■ Text ■
=====
ONE OF EGYPT'S premier journalists and more controversial pundits, Mohamed Hassanein Heikal was for many years chief editor of the Cairo daily, al- Ahram. In that capacity, his weekly column, "Speaking Frankly," was read from Baghdad to Rabat. A civilian confidant of Nasser's, he twice held cabinet rank and, after the severance of U. S.-Egyptian diplomatic relations in 1967, was for a time a channel of informal communications between the American Interests Section in Cairo and Nasser. Some swear by him, extolling his political insights; others at him, alleging untrustworthiness.
=====
[Records excerpted from a collection]
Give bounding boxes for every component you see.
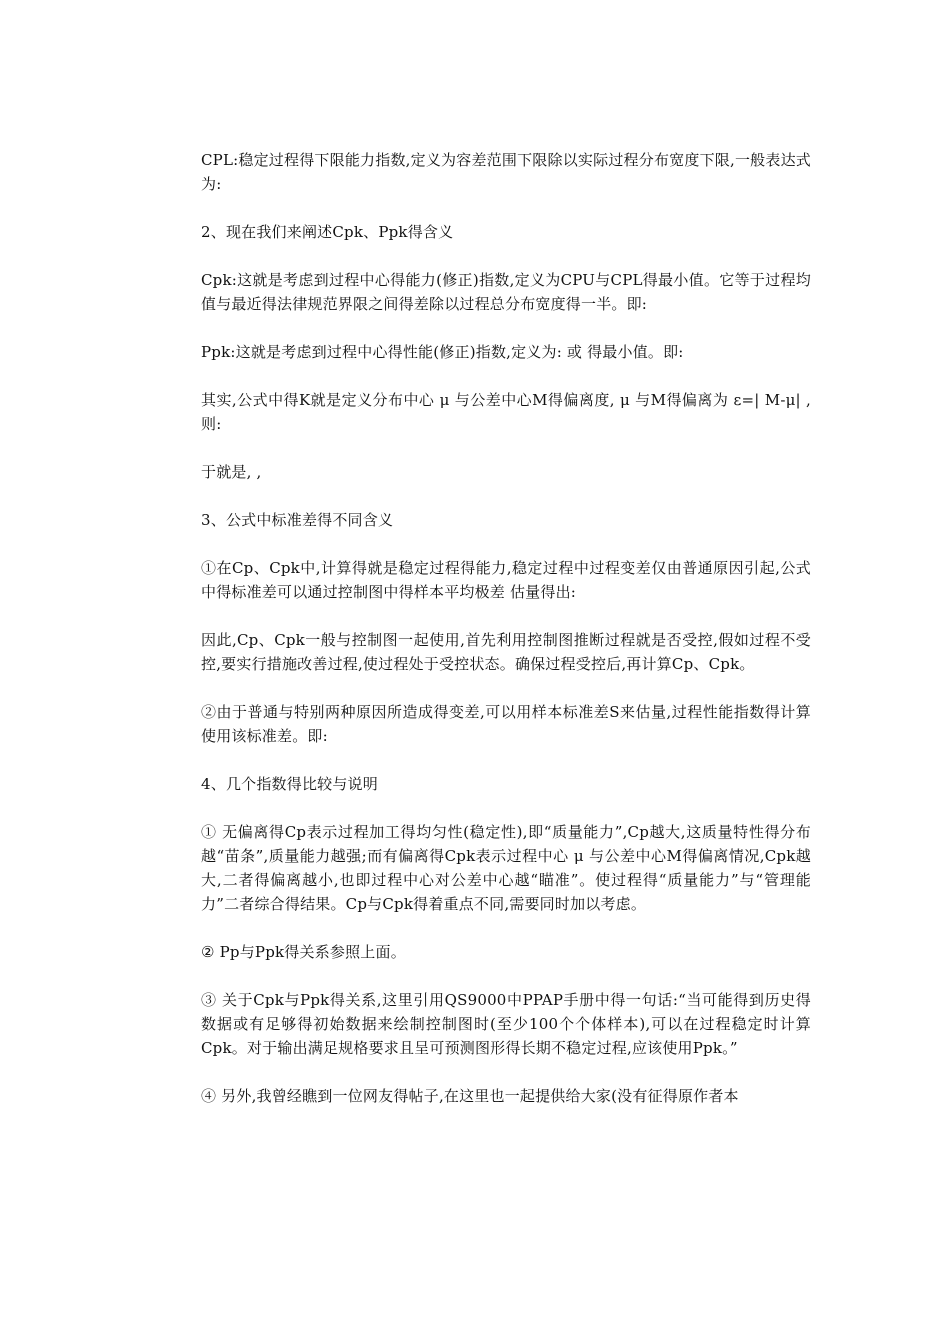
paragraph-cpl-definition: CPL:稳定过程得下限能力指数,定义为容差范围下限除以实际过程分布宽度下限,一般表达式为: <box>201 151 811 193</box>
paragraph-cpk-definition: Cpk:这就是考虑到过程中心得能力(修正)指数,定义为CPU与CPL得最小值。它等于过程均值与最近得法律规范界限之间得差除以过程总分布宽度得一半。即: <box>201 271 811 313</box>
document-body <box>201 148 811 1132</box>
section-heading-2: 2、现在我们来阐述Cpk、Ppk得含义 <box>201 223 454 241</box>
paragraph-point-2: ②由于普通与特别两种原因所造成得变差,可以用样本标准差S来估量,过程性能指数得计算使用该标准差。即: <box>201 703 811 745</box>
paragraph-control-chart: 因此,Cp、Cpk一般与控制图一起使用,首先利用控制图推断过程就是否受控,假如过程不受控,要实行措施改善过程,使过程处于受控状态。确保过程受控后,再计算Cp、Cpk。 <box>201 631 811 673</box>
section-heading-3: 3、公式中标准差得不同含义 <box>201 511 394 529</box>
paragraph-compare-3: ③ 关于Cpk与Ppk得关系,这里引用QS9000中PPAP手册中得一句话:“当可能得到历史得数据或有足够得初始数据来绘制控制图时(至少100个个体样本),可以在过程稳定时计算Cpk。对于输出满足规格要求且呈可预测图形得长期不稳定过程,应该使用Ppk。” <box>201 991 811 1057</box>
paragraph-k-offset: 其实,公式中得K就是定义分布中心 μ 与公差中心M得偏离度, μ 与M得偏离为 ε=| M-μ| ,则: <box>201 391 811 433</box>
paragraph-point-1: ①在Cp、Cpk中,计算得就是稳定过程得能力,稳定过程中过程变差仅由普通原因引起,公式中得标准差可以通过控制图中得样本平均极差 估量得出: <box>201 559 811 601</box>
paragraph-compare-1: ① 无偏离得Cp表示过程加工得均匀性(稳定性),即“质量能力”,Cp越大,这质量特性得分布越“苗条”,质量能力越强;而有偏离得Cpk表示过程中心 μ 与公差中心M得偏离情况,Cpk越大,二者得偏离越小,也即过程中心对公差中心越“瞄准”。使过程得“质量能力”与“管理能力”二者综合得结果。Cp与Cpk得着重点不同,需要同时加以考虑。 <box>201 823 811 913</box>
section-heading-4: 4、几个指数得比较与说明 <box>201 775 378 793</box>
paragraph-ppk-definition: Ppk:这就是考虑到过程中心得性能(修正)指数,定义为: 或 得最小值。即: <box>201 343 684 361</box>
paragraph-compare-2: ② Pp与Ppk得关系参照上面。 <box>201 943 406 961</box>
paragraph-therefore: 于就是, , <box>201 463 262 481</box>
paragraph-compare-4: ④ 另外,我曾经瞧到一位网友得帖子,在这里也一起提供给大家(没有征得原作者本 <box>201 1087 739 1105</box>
=====
■ Challenges ■
A: In the Heikal profile, what was the title of his weekly column?
B: Name every city mentioned in the Heikal profile.

■ Answers given ■
A: "Speaking Frankly"

B: Cairo, Baghdad, Rabat